Request — Copy all the material below, exactly as it stands.

—————

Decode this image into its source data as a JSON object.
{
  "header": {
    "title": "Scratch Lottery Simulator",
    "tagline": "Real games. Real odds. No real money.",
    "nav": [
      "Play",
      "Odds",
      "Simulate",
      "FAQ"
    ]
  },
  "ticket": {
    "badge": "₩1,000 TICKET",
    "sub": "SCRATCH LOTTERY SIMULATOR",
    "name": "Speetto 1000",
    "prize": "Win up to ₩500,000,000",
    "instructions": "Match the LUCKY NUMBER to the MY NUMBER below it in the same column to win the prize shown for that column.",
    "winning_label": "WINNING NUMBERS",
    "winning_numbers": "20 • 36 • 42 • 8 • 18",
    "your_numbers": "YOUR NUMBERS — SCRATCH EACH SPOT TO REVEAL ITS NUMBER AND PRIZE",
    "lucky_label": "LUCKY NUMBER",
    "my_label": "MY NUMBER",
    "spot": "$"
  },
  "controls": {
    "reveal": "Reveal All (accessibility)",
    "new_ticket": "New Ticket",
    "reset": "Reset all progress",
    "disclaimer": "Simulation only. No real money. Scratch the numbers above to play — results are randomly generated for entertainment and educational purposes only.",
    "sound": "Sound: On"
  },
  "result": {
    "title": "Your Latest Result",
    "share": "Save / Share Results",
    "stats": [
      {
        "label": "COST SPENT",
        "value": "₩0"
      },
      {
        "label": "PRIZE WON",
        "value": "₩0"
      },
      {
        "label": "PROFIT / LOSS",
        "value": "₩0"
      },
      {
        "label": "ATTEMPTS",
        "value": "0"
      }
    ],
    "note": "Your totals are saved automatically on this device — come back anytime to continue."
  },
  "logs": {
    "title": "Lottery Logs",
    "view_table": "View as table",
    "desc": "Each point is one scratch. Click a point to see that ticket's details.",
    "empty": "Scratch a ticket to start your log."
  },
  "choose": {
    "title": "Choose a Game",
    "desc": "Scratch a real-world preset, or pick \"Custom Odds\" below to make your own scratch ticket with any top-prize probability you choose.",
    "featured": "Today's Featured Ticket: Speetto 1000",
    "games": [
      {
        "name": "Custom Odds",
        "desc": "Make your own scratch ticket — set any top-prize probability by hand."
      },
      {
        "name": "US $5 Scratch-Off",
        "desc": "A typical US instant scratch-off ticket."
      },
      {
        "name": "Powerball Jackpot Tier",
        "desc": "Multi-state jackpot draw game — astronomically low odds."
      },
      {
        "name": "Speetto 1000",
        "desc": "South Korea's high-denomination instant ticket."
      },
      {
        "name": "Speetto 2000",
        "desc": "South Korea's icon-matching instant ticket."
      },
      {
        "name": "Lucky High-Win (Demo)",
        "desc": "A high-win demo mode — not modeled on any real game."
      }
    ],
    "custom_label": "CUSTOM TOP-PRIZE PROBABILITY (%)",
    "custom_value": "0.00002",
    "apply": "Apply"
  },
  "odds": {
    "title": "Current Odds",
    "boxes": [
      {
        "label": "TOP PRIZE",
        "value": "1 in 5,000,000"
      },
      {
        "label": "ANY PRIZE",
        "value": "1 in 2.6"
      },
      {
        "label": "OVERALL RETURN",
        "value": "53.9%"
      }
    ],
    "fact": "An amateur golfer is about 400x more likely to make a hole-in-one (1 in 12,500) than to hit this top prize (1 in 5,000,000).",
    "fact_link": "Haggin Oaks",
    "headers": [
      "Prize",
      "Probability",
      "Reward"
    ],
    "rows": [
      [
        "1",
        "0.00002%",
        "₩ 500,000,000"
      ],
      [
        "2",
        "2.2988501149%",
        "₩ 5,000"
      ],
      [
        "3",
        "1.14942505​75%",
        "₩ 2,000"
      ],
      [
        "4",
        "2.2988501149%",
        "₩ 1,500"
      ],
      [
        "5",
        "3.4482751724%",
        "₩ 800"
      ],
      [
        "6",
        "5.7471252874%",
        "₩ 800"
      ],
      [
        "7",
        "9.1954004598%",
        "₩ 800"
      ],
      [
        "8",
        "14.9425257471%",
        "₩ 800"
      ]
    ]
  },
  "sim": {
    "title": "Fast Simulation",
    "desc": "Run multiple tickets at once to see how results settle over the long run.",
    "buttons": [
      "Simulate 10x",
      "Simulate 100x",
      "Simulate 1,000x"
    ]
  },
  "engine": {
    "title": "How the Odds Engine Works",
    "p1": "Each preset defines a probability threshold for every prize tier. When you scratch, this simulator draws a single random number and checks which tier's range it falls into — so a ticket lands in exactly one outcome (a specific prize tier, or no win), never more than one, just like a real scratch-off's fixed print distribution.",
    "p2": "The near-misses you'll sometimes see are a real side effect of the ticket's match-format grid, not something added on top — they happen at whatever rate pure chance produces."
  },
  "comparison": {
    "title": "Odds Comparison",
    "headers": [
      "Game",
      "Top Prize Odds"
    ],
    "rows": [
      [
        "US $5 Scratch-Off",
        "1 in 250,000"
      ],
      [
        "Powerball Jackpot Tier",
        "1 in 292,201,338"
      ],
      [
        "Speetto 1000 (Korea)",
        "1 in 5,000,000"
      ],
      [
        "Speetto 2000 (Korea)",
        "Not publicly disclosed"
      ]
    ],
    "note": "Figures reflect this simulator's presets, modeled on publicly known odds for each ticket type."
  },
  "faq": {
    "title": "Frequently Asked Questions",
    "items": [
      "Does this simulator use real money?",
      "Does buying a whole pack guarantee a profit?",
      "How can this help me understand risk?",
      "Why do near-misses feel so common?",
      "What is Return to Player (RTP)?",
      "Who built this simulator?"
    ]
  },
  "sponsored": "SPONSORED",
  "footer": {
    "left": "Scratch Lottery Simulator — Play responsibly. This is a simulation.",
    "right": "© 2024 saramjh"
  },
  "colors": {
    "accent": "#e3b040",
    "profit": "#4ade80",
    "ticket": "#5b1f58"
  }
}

—————

Finished answer —
Decode this image into its source data as a JSON object.
{
  "header": {
    "title": "Scratch Lottery Simulator",
    "tagline": "Real games. Real odds. No real money.",
    "nav": [
      "Play",
      "Odds",
      "Simulate",
      "FAQ"
    ]
  },
  "ticket": {
    "badge": "₩1,000 TICKET",
    "sub": "SCRATCH LOTTERY SIMULATOR",
    "name": "Speetto 1000",
    "prize": "Win up to ₩500,000,000",
    "instructions": "Match the LUCKY NUMBER to the MY NUMBER below it in the same column to win the prize shown for that column.",
    "winning_label": "WINNING NUMBERS",
    "winning_numbers": "20 • 36 • 42 • 8 • 18",
    "your_numbers": "YOUR NUMBERS — SCRATCH EACH SPOT TO REVEAL ITS NUMBER AND PRIZE",
    "lucky_label": "LUCKY NUMBER",
    "my_label": "MY NUMBER",
    "spot": "$"
  },
  "controls": {
    "reveal": "Reveal All (accessibility)",
    "new_ticket": "New Ticket",
    "reset": "Reset all progress",
    "disclaimer": "Simulation only. No real money. Scratch the numbers above to play — results are randomly generated for entertainment and educational purposes only.",
    "sound": "Sound: On"
  },
  "result": {
    "title": "Your Latest Result",
    "share": "Save / Share Results",
    "stats": [
      {
        "label": "COST SPENT",
        "value": "₩0"
      },
      {
        "label": "PRIZE WON",
        "value": "₩0"
      },
      {
        "label": "PROFIT / LOSS",
        "value": "₩0"
      },
      {
        "label": "ATTEMPTS",
        "value": "0"
      }
    ],
    "note": "Your totals are saved automatically on this device — come back anytime to continue."
  },
  "logs": {
    "title": "Lottery Logs",
    "view_table": "View as table",
    "desc": "Each point is one scratch. Click a point to see that ticket's details.",
    "empty": "Scratch a ticket to start your log."
  },
  "choose": {
    "title": "Choose a Game",
    "desc": "Scratch a real-world preset, or pick \"Custom Odds\" below to make your own scratch ticket with any top-prize probability you choose.",
    "featured": "Today's Featured Ticket: Speetto 1000",
    "games": [
      {
        "name": "Custom Odds",
        "desc": "Make your own scratch ticket — set any top-prize probability by hand."
      },
      {
        "name": "US $5 Scratch-Off",
        "desc": "A typical US instant scratch-off ticket."
      },
      {
        "name": "Powerball Jackpot Tier",
        "desc": "Multi-state jackpot draw game — astronomically low odds."
      },
      {
        "name": "Speetto 1000",
        "desc": "South Korea's high-denomination instant ticket."
      },
      {
        "name": "Speetto 2000",
        "desc": "South Korea's icon-matching instant ticket."
      },
      {
        "name": "Lucky High-Win (Demo)",
        "desc": "A high-win demo mode — not modeled on any real game."
      }
    ],
    "custom_label": "CUSTOM TOP-PRIZE PROBABILITY (%)",
    "custom_value": "0.00002",
    "apply": "Apply"
  },
  "odds": {
    "title": "Current Odds",
    "boxes": [
      {
        "label": "TOP PRIZE",
        "value": "1 in 5,000,000"
      },
      {
        "label": "ANY PRIZE",
        "value": "1 in 2.6"
      },
      {
        "label": "OVERALL RETURN",
        "value": "53.9%"
      }
    ],
    "fact": "An amateur golfer is about 400x more likely to make a hole-in-one (1 in 12,500) than to hit this top prize (1 in 5,000,000).",
    "fact_link": "Haggin Oaks",
    "headers": [
      "Prize",
      "Probability",
      "Reward"
    ],
    "rows": [
      [
        "1",
        "0.00002%",
        "₩ 500,000,000"
      ],
      [
        "2",
        "2.2988501149%",
        "₩ 5,000"
      ],
      [
        "3",
        "1.14942505​75%",
        "₩ 2,000"
      ],
      [
        "4",
        "2.2988501149%",
        "₩ 1,500"
      ],
      [
        "5",
        "3.4482751724%",
        "₩ 800"
      ],
      [
        "6",
        "5.7471252874%",
        "₩ 800"
      ],
      [
        "7",
        "9.1954004598%",
        "₩ 800"
      ],
      [
        "8",
        "14.9425257471%",
        "₩ 800"
      ]
    ]
  },
  "sim": {
    "title": "Fast Simulation",
    "desc": "Run multiple tickets at once to see how results settle over the long run.",
    "buttons": [
      "Simulate 10x",
      "Simulate 100x",
      "Simulate 1,000x"
    ]
  },
  "engine": {
    "title": "How the Odds Engine Works",
    "p1": "Each preset defines a probability threshold for every prize tier. When you scratch, this simulator draws a single random number and checks which tier's range it falls into — so a ticket lands in exactly one outcome (a specific prize tier, or no win), never more than one, just like a real scratch-off's fixed print distribution.",
    "p2": "The near-misses you'll sometimes see are a real side effect of the ticket's match-format grid, not something added on top — they happen at whatever rate pure chance produces."
  },
  "comparison": {
    "title": "Odds Comparison",
    "headers": [
      "Game",
      "Top Prize Odds"
    ],
    "rows": [
      [
        "US $5 Scratch-Off",
        "1 in 250,000"
      ],
      [
        "Powerball Jackpot Tier",
        "1 in 292,201,338"
      ],
      [
        "Speetto 1000 (Korea)",
        "1 in 5,000,000"
      ],
      [
        "Speetto 2000 (Korea)",
        "Not publicly disclosed"
      ]
    ],
    "note": "Figures reflect this simulator's presets, modeled on publicly known odds for each ticket type."
  },
  "faq": {
    "title": "Frequently Asked Questions",
    "items": [
      "Does this simulator use real money?",
      "Does buying a whole pack guarantee a profit?",
      "How can this help me understand risk?",
      "Why do near-misses feel so common?",
      "What is Return to Player (RTP)?",
      "Who built this simulator?"
    ]
  },
  "sponsored": "SPONSORED",
  "footer": {
    "left": "Scratch Lottery Simulator — Play responsibly. This is a simulation.",
    "right": "© 2024 saramjh"
  },
  "colors": {
    "accent": "#e3b040",
    "profit": "#4ade80",
    "ticket": "#5b1f58"
  }
}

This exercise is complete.